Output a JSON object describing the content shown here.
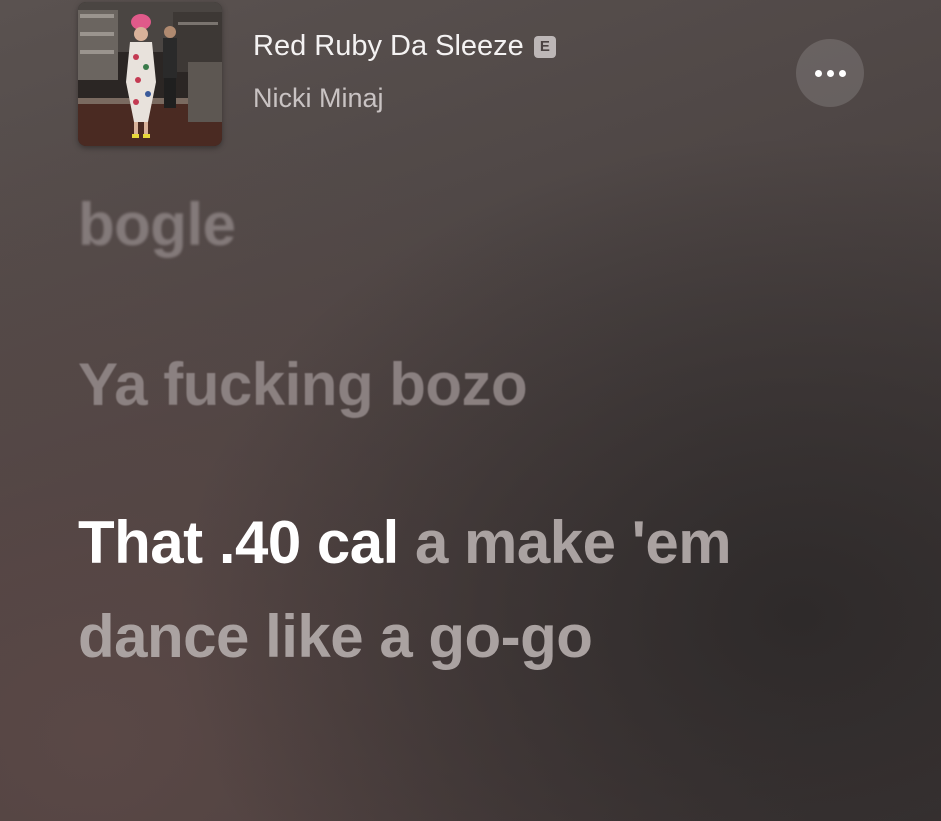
{
  "now_playing": {
    "title": "Red Ruby Da Sleeze",
    "explicit_badge": "E",
    "artist": "Nicki Minaj",
    "more_icon": "ellipsis-icon"
  },
  "lyrics": {
    "faded_above": "",
    "past_line": "bogle",
    "previous_line": "Ya fucking bozo",
    "current_line": {
      "sung": "That .40 cal",
      "unsung": " a make 'em dance like a go-go"
    }
  },
  "colors": {
    "sung_text": "#ffffff",
    "unsung_text": "#aaa2a1",
    "inactive_text": "#8c8282",
    "background": "#4c4443"
  }
}
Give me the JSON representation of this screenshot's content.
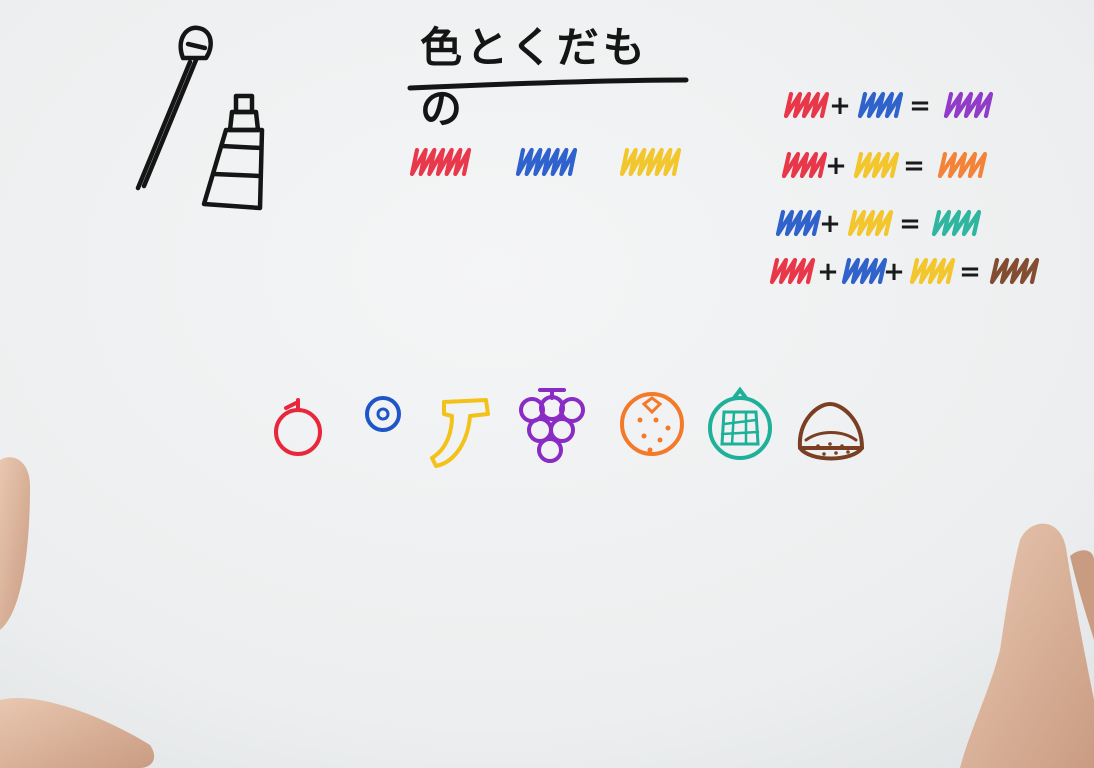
──────
> _GIVEN PROBLEM_: Output the entries above exactly. Drop the pictures.

> _ANSWER TO THE EXERCISE_:
Output a JSON object describing the content shown here.
{
  "now_playing": {
    "title": "Red Ruby Da Sleeze",
    "explicit_badge": "E",
    "artist": "Nicki Minaj",
    "more_icon": "ellipsis-icon"
  },
  "lyrics": {
    "faded_above": "",
    "past_line": "bogle",
    "previous_line": "Ya fucking bozo",
    "current_line": {
      "sung": "That .40 cal",
      "unsung": " a make 'em dance like a go-go"
    }
  },
  "colors": {
    "sung_text": "#ffffff",
    "unsung_text": "#aaa2a1",
    "inactive_text": "#8c8282",
    "background": "#4c4443"
  }
}
Give me the JSON representation of this screenshot's content.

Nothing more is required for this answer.